◆ Material
########
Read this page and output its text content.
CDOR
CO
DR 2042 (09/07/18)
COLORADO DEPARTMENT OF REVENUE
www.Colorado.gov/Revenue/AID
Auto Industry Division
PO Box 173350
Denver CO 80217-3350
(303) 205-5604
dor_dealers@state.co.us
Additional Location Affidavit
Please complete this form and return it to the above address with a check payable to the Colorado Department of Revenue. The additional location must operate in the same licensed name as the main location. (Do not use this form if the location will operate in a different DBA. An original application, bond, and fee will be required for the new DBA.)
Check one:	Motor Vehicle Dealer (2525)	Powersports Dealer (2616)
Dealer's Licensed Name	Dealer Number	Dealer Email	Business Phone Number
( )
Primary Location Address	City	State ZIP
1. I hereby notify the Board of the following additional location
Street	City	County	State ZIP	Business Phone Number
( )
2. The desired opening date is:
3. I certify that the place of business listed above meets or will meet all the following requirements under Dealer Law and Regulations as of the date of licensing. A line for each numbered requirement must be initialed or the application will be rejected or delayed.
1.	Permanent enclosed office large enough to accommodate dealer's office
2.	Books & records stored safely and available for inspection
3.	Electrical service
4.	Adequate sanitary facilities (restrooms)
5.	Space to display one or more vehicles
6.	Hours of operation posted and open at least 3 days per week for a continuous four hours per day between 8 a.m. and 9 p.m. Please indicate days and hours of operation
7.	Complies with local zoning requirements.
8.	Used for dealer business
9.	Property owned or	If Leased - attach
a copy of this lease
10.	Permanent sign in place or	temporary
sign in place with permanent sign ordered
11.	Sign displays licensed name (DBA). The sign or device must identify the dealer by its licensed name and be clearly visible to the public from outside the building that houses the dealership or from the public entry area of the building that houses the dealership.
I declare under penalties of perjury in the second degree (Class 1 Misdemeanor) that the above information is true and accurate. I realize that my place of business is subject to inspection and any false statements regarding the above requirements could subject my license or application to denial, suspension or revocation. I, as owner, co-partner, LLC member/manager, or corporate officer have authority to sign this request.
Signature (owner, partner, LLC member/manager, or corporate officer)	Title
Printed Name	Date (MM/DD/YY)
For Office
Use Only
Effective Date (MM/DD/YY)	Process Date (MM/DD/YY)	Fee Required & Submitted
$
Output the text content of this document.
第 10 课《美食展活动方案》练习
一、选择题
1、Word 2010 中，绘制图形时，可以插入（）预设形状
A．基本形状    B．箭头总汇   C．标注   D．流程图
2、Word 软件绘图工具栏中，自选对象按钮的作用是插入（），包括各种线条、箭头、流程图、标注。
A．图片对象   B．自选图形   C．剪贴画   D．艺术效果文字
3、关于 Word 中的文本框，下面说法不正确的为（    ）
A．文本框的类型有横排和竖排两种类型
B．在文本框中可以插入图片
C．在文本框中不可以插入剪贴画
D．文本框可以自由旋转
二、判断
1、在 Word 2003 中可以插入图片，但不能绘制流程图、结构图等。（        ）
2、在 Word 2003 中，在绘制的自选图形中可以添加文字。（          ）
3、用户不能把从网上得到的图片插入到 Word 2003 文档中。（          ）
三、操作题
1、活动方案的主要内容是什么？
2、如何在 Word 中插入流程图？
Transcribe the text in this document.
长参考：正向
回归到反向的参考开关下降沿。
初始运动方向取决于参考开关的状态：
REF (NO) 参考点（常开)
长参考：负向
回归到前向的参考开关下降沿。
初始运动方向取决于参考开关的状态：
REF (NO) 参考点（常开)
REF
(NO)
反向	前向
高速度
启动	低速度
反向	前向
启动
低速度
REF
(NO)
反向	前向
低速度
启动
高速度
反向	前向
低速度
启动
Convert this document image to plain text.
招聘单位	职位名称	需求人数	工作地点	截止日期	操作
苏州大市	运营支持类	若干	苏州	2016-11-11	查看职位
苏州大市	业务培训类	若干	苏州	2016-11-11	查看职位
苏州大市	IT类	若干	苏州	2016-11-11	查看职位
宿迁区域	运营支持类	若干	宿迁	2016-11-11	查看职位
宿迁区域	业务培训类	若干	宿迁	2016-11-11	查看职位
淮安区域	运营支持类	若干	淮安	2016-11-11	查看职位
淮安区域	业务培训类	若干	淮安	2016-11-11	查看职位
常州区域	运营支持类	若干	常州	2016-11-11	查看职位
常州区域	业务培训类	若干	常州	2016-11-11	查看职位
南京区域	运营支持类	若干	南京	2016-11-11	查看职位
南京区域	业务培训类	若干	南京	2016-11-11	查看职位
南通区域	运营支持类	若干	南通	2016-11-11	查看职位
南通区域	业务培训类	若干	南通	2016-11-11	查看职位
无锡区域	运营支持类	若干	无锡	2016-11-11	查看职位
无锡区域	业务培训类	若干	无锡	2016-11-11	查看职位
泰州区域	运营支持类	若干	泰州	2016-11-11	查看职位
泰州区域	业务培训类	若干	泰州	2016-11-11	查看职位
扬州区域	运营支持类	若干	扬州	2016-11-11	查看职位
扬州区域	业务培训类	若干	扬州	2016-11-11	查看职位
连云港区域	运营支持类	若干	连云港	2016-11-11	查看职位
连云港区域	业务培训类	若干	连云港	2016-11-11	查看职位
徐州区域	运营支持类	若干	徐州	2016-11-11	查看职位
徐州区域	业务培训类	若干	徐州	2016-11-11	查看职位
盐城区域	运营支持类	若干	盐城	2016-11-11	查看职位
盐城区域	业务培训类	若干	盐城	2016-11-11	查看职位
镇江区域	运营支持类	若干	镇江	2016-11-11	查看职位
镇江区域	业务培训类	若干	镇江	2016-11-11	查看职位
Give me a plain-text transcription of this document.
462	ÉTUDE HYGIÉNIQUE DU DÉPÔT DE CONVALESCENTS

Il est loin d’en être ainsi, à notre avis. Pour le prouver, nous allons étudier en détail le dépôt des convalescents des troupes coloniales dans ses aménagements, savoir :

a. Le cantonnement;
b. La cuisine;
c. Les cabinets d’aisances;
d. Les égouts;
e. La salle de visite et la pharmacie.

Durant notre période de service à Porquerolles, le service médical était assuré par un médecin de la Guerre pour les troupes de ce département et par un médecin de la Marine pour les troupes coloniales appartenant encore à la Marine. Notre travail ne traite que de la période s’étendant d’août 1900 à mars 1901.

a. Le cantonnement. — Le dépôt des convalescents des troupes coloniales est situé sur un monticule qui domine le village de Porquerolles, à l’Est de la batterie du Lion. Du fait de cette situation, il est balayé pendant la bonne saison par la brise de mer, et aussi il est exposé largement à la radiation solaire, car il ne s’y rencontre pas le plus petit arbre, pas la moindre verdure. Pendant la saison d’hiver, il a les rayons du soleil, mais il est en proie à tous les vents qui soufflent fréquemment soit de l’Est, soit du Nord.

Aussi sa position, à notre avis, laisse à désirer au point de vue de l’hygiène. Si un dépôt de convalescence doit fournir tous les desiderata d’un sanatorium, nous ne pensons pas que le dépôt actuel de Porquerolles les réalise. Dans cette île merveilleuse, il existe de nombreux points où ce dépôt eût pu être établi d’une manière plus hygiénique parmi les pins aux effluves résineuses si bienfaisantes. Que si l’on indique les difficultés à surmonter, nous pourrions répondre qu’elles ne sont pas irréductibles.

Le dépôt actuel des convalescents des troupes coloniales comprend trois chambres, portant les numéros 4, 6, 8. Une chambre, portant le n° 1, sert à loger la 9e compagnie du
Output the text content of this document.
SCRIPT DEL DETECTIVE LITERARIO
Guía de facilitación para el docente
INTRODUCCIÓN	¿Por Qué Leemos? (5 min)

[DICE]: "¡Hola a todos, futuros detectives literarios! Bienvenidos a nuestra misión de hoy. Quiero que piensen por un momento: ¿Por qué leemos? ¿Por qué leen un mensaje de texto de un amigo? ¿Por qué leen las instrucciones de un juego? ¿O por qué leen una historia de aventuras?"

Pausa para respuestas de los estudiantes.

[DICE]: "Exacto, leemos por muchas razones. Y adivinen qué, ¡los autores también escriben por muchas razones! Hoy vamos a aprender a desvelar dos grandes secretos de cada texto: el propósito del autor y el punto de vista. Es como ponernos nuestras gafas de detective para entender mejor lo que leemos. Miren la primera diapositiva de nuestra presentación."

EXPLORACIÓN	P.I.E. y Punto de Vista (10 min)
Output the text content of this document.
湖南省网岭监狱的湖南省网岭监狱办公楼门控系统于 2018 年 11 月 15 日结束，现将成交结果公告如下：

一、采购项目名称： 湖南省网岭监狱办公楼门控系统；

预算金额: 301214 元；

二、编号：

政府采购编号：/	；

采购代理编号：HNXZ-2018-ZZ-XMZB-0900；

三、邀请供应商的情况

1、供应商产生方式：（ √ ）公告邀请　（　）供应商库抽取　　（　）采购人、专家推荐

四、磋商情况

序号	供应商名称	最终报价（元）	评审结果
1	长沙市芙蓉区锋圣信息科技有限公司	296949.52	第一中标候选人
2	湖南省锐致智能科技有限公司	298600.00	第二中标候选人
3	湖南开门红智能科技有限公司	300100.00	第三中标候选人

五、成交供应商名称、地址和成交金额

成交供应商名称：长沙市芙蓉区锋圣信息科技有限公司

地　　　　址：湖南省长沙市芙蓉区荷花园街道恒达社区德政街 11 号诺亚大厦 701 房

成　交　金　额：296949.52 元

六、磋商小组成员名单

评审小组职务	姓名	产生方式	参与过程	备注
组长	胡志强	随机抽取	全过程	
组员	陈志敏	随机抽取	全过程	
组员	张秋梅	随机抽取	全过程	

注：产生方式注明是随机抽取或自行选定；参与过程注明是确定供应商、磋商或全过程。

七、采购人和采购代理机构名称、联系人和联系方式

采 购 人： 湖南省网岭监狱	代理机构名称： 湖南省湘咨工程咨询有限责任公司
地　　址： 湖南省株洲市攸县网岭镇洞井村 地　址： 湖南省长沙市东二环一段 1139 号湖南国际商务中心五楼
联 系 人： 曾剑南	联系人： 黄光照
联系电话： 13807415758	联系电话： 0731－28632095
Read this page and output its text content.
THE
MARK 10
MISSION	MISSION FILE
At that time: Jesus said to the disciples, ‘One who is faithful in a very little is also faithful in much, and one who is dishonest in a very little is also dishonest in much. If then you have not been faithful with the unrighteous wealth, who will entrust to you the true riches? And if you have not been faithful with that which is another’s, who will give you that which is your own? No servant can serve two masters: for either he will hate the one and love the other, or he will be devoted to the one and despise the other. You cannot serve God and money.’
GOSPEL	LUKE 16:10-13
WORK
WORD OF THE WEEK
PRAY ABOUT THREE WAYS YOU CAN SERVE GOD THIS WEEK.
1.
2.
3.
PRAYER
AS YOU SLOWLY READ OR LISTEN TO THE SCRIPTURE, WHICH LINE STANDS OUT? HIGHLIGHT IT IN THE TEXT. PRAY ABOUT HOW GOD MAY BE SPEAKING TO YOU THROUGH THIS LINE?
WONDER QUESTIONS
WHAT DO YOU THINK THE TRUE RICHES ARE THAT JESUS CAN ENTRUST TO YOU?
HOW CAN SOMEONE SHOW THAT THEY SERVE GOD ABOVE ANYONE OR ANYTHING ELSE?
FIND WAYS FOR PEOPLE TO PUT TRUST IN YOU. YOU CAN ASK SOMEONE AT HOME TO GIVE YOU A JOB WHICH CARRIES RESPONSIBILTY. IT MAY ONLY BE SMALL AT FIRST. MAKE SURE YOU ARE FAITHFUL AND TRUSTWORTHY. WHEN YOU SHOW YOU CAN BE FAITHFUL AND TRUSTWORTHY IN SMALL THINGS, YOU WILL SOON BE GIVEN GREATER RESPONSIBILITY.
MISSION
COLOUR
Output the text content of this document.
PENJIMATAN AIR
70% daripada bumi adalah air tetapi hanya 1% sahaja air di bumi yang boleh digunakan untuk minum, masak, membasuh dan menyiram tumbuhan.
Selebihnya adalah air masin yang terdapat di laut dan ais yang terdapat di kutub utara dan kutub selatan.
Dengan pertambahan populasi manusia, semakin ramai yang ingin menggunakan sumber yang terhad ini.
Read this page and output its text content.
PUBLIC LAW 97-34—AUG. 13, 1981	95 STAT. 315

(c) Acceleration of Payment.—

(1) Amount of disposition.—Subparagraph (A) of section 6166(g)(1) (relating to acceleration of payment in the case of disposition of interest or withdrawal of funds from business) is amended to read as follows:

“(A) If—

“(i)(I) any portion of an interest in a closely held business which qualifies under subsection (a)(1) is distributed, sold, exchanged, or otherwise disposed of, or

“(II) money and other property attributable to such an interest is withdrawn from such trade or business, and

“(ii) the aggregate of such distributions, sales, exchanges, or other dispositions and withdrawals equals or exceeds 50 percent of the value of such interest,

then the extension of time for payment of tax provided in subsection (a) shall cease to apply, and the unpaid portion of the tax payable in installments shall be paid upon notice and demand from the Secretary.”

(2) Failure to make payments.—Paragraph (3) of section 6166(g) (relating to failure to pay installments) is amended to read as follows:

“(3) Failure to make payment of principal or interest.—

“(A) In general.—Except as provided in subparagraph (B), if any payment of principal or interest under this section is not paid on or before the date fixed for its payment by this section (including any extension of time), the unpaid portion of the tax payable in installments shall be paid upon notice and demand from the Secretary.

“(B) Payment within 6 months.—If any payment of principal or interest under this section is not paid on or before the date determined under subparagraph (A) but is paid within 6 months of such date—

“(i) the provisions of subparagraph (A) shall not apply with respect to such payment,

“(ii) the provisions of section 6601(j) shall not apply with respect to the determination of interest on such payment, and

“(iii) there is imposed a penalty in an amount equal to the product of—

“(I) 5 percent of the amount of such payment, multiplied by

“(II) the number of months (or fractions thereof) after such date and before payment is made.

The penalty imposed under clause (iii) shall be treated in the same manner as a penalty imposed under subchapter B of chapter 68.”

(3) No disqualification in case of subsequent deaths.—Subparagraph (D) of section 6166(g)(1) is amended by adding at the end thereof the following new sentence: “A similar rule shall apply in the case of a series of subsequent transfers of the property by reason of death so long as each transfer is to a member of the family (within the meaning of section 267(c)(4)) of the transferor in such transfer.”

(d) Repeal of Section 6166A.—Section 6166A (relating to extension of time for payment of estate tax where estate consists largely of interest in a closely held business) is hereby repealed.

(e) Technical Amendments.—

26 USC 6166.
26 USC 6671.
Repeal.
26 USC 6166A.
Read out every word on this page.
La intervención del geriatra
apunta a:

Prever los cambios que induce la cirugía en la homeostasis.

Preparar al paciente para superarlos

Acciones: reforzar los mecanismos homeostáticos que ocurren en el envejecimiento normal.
########
◆ What the task asks
Filter the entries above down to the lines containing the word "extension".

◆ Task answer
then the extension of time for payment of tax provided in subsection (a) shall cease to apply, and the unpaid portion of the tax payable in installments shall be paid upon notice and demand from the Secretary.”
“(A) In general.—Except as provided in subparagraph (B), if any payment of principal or interest under this section is not paid on or before the date fixed for its payment by this section (including any extension of time), the unpaid portion of the tax payable in installments shall be paid upon notice and demand from the Secretary.
(d) Repeal of Section 6166A.—Section 6166A (relating to extension of time for payment of estate tax where estate consists largely of interest in a closely held business) is hereby repealed.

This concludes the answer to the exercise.